** Begin Data provided **
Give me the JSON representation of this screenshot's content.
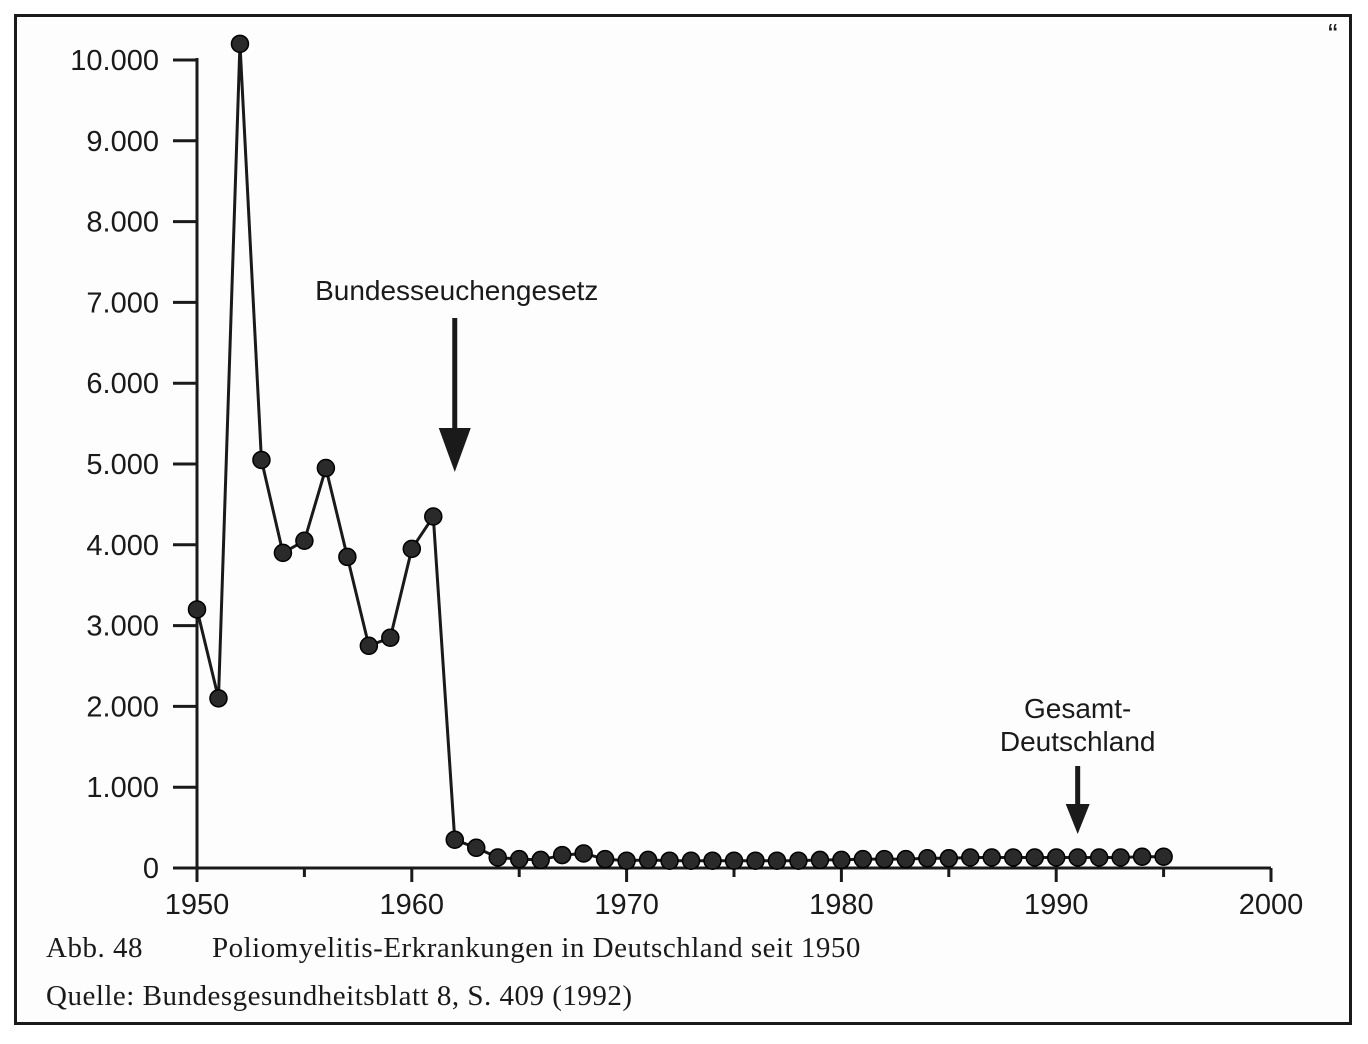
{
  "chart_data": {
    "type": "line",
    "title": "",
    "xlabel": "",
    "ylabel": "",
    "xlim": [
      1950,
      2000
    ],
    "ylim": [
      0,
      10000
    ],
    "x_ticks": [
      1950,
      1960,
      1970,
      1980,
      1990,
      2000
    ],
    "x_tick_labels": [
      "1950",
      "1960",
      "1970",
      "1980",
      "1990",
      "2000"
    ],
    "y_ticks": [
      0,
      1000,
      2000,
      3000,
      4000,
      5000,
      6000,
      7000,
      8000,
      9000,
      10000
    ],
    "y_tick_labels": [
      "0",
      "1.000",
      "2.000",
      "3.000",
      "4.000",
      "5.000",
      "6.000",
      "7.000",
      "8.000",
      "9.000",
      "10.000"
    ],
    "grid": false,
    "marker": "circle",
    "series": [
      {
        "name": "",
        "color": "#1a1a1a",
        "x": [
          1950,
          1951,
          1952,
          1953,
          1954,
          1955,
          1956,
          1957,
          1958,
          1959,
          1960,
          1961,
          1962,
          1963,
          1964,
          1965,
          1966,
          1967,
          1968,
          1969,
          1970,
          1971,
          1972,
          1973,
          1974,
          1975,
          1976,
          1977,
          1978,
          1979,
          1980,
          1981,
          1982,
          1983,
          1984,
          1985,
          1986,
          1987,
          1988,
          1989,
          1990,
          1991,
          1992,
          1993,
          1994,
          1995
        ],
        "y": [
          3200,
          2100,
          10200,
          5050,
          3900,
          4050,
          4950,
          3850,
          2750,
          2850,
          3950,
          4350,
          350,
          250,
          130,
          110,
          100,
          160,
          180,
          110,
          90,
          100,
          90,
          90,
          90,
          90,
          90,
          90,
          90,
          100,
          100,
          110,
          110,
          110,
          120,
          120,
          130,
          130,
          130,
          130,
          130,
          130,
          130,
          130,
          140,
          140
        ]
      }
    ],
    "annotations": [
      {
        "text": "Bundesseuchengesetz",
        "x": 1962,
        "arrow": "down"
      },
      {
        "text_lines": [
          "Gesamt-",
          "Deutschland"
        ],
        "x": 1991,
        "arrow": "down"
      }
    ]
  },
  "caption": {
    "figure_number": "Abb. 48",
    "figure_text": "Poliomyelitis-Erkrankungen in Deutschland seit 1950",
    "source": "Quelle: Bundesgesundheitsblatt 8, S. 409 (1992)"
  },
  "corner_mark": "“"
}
** End Data provided **
** Begin Data provided **
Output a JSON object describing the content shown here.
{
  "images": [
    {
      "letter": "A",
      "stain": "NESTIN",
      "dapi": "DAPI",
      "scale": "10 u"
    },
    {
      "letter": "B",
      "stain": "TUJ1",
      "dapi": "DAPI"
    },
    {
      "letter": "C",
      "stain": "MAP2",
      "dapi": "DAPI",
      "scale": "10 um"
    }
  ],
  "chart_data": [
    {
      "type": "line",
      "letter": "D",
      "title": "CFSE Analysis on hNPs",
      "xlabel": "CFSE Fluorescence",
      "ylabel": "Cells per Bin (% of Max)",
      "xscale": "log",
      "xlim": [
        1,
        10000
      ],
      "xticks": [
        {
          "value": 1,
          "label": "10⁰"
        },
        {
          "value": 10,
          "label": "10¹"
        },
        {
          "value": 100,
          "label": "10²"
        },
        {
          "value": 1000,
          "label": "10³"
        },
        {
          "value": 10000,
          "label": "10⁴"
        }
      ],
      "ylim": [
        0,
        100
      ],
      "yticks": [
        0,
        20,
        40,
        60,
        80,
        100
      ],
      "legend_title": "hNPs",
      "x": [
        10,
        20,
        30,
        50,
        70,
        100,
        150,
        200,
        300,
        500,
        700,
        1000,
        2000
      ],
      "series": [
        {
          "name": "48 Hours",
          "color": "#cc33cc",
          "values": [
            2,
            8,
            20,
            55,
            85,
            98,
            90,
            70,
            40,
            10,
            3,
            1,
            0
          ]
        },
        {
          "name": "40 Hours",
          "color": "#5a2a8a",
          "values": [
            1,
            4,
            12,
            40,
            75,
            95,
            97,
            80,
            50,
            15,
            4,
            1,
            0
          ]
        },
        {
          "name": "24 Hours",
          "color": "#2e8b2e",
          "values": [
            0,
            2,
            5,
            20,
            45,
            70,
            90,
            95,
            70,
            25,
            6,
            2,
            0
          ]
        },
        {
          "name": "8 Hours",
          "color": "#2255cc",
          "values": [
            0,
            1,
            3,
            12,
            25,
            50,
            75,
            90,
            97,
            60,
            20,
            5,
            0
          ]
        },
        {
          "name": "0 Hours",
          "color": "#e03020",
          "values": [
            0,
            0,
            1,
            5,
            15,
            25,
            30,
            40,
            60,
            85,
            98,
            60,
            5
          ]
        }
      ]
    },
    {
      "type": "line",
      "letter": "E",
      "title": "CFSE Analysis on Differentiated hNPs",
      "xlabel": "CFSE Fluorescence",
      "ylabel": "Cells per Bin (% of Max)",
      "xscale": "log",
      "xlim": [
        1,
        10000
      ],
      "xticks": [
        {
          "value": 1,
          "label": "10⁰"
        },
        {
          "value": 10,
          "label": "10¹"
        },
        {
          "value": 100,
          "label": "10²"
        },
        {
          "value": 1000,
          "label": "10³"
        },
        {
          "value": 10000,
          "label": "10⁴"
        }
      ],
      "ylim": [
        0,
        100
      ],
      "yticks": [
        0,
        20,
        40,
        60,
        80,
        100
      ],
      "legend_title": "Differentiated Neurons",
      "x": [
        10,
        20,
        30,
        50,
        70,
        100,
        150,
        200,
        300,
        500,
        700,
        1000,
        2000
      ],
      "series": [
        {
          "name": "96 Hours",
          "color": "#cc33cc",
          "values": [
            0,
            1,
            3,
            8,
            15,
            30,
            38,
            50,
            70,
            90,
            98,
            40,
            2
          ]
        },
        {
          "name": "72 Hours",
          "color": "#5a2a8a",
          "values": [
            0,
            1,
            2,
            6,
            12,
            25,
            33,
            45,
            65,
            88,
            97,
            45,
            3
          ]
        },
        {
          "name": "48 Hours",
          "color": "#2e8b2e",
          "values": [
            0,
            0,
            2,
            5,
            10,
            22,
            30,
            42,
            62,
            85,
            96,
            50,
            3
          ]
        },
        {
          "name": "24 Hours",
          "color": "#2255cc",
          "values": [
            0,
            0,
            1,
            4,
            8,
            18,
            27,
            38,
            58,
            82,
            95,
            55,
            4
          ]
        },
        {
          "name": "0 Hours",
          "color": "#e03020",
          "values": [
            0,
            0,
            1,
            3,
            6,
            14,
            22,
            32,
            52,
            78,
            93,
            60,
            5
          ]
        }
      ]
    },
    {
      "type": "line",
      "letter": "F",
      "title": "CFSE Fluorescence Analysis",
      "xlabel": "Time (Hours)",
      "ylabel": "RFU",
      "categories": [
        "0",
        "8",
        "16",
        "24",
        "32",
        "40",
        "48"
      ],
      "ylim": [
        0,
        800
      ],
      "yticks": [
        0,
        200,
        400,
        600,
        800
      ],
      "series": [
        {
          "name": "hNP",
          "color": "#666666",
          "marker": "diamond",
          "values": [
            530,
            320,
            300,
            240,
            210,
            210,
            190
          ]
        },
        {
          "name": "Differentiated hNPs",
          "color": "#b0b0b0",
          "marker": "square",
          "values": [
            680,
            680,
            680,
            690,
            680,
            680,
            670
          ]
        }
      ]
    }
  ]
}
** End Data provided **
Job — Select and copy every line of the material that holds the string "Analysis".

Task solution —
      "title": "CFSE Analysis on hNPs",
      "title": "CFSE Analysis on Differentiated hNPs",
      "title": "CFSE Fluorescence Analysis",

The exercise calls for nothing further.